Goal »
Wherever the string "text" occurs in a line of these records, report that line.

Stored data

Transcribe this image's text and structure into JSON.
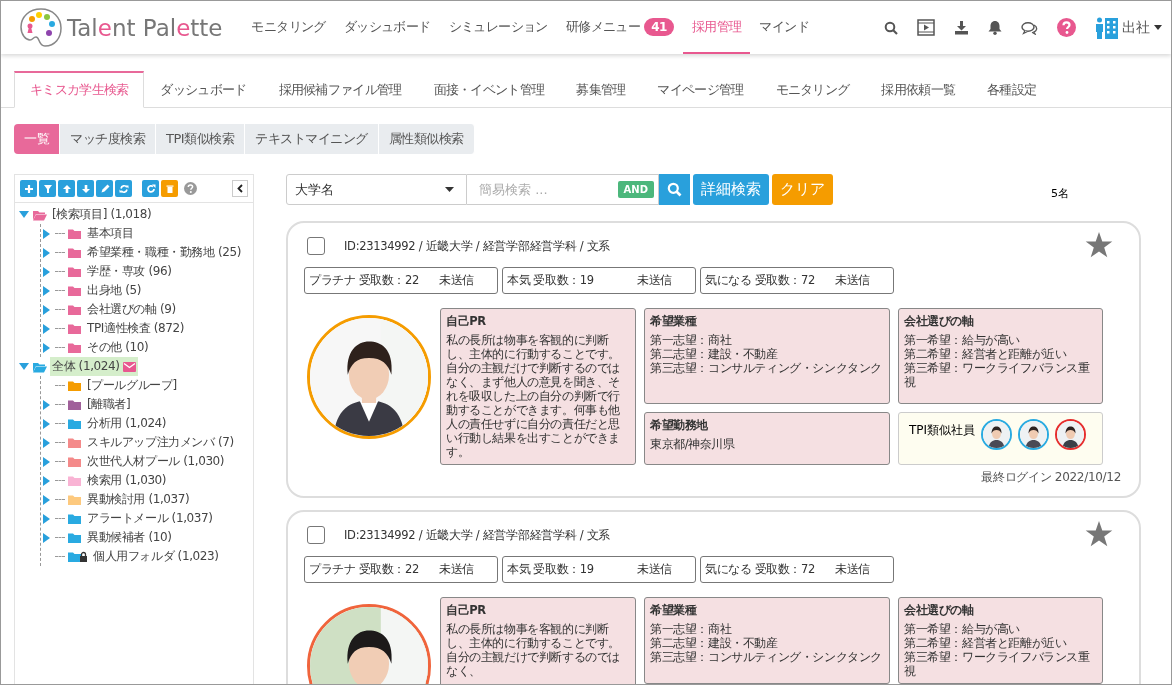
{
  "header": {
    "logo": "Tal**e**nt Pal**e**tte",
    "nav": [
      {
        "label": "モニタリング",
        "selected": false
      },
      {
        "label": "ダッシュボード",
        "selected": false
      },
      {
        "label": "シミュレーション",
        "selected": false
      },
      {
        "label": "研修メニュー",
        "selected": false,
        "badge": "41"
      },
      {
        "label": "採用管理",
        "selected": true
      },
      {
        "label": "マインド",
        "selected": false
      }
    ],
    "status": "出社"
  },
  "subtabs": [
    {
      "label": "キミスカ学生検索",
      "selected": true
    },
    {
      "label": "ダッシュボード",
      "selected": false
    },
    {
      "label": "採用候補ファイル管理",
      "selected": false
    },
    {
      "label": "面接・イベント管理",
      "selected": false
    },
    {
      "label": "募集管理",
      "selected": false
    },
    {
      "label": "マイページ管理",
      "selected": false
    },
    {
      "label": "モニタリング",
      "selected": false
    },
    {
      "label": "採用依頼一覧",
      "selected": false
    },
    {
      "label": "各種設定",
      "selected": false
    }
  ],
  "view_tabs": [
    {
      "label": "一覧",
      "selected": true
    },
    {
      "label": "マッチ度検索",
      "selected": false
    },
    {
      "label": "TPI類似検索",
      "selected": false
    },
    {
      "label": "テキストマイニング",
      "selected": false
    },
    {
      "label": "属性類似検索",
      "selected": false
    }
  ],
  "sidebar": {
    "tree": [
      {
        "label": "[検索項目] (1,018)",
        "color": "#e8699a",
        "kind": "branch",
        "expanded": true,
        "selected": false,
        "mail": false,
        "children": [
          {
            "label": "基本項目",
            "color": "#e8699a",
            "kind": "branch",
            "expanded": false,
            "selected": false
          },
          {
            "label": "希望業種・職種・勤務地 (25)",
            "color": "#e8699a",
            "kind": "branch",
            "expanded": false,
            "selected": false
          },
          {
            "label": "学歴・専攻 (96)",
            "color": "#e8699a",
            "kind": "branch",
            "expanded": false,
            "selected": false
          },
          {
            "label": "出身地 (5)",
            "color": "#e8699a",
            "kind": "branch",
            "expanded": false,
            "selected": false
          },
          {
            "label": "会社選びの軸 (9)",
            "color": "#e8699a",
            "kind": "branch",
            "expanded": false,
            "selected": false
          },
          {
            "label": "TPI適性検査 (872)",
            "color": "#e8699a",
            "kind": "branch",
            "expanded": false,
            "selected": false
          },
          {
            "label": "その他 (10)",
            "color": "#e8699a",
            "kind": "branch",
            "expanded": false,
            "selected": false
          }
        ]
      },
      {
        "label": "全体 (1,024)",
        "color": "#29aae1",
        "kind": "branch",
        "expanded": true,
        "selected": true,
        "mail": true,
        "children": [
          {
            "label": "[プールグループ]",
            "color": "#f59c00",
            "kind": "leaf",
            "selected": false,
            "locked": false
          },
          {
            "label": "[離職者]",
            "color": "#a0609a",
            "kind": "branch",
            "expanded": false,
            "selected": false,
            "locked": false
          },
          {
            "label": "分析用 (1,024)",
            "color": "#29aae1",
            "kind": "branch",
            "expanded": false,
            "selected": false,
            "locked": false
          },
          {
            "label": "スキルアップ注力メンバ (7)",
            "color": "#f48a8a",
            "kind": "branch",
            "expanded": false,
            "selected": false,
            "locked": false
          },
          {
            "label": "次世代人材プール (1,030)",
            "color": "#f48a8a",
            "kind": "branch",
            "expanded": false,
            "selected": false,
            "locked": false
          },
          {
            "label": "検索用 (1,030)",
            "color": "#f9b3d4",
            "kind": "branch",
            "expanded": false,
            "selected": false,
            "locked": false
          },
          {
            "label": "異動検討用 (1,037)",
            "color": "#fdc97e",
            "kind": "branch",
            "expanded": false,
            "selected": false,
            "locked": false
          },
          {
            "label": "アラートメール (1,037)",
            "color": "#29aae1",
            "kind": "branch",
            "expanded": false,
            "selected": false,
            "locked": false
          },
          {
            "label": "異動候補者 (10)",
            "color": "#29aae1",
            "kind": "branch",
            "expanded": false,
            "selected": false,
            "locked": false
          },
          {
            "label": "個人用フォルダ (1,023)",
            "color": "#29aae1",
            "kind": "leaf",
            "selected": false,
            "locked": true
          }
        ]
      }
    ]
  },
  "search": {
    "field": "大学名",
    "placeholder": "簡易検索 ...",
    "operator": "AND",
    "buttons": [
      {
        "label": "詳細検索",
        "kind": "primary"
      },
      {
        "label": "クリア",
        "kind": "warning"
      }
    ]
  },
  "result_count": "5名",
  "candidates": [
    {
      "checked": false,
      "favorite": false,
      "id_line": "ID:23134992 / 近畿大学 / 経営学部経営学科 / 文系",
      "counts": [
        {
          "label": "プラチナ 受取数：22",
          "status": "未送信"
        },
        {
          "label": "本気 受取数：19",
          "status": "未送信"
        },
        {
          "label": "気になる 受取数：72",
          "status": "未送信"
        }
      ],
      "photo": {
        "kind": "picture",
        "color": "#f59c00"
      },
      "panels": [
        {
          "kind": "pr",
          "title": "自己PR",
          "text": "私の長所は物事を客観的に判断し、主体的に行動することです。自分の主観だけで判断するのではなく、まず他人の意見を聞き、それを吸収した上の自分の判断で行動することができます。何事も他人の責任せずに自分の責任だと思い行動し結果を出すことができます。"
        },
        {
          "kind": "list",
          "title": "希望業種",
          "lines": [
            "第一志望：商社",
            "第二志望：建設・不動産",
            "第三志望：コンサルティング・シンクタンク"
          ]
        },
        {
          "kind": "list",
          "title": "会社選びの軸",
          "lines": [
            "第一希望：給与が高い",
            "第二希望：経営者と距離が近い",
            "第三希望：ワークライフバランス重視"
          ]
        },
        {
          "kind": "list",
          "title": "希望勤務地",
          "lines": [
            "東京都/神奈川県"
          ]
        },
        {
          "kind": "similar",
          "title": "TPI類似社員",
          "avatars": [
            {
              "color": "#29aae1"
            },
            {
              "color": "#29aae1"
            },
            {
              "color": "#e62e2e"
            }
          ]
        }
      ],
      "last_login": "最終ログイン 2022/10/12"
    },
    {
      "checked": false,
      "favorite": false,
      "id_line": "ID:23134992 / 近畿大学 / 経営学部経営学科 / 文系",
      "counts": [
        {
          "label": "プラチナ 受取数：22",
          "status": "未送信"
        },
        {
          "label": "本気 受取数：19",
          "status": "未送信"
        },
        {
          "label": "気になる 受取数：72",
          "status": "未送信"
        }
      ],
      "photo": {
        "kind": "picture",
        "color": "#f0643c"
      },
      "panels": [
        {
          "kind": "pr",
          "title": "自己PR",
          "text": "私の長所は物事を客観的に判断し、主体的に行動することです。自分の主観だけで判断するのではなく、"
        },
        {
          "kind": "list",
          "title": "希望業種",
          "lines": [
            "第一志望：商社",
            "第二志望：建設・不動産",
            "第三志望：コンサルティング・シンクタンク"
          ]
        },
        {
          "kind": "list",
          "title": "会社選びの軸",
          "lines": [
            "第一希望：給与が高い",
            "第二希望：経営者と距離が近い",
            "第三希望：ワークライフバランス重視"
          ]
        }
      ]
    }
  ]
}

Result below »
Transcribe this image's text and structure into JSON.
          "text": "私の長所は物事を客観的に判断し、主体的に行動することです。自分の主観だけで判断するのではなく、まず他人の意見を聞き、それを吸収した上の自分の判断で行動することができます。何事も他人の責任せずに自分の責任だと思い行動し結果を出すことができます。"
          "text": "私の長所は物事を客観的に判断し、主体的に行動することです。自分の主観だけで判断するのではなく、"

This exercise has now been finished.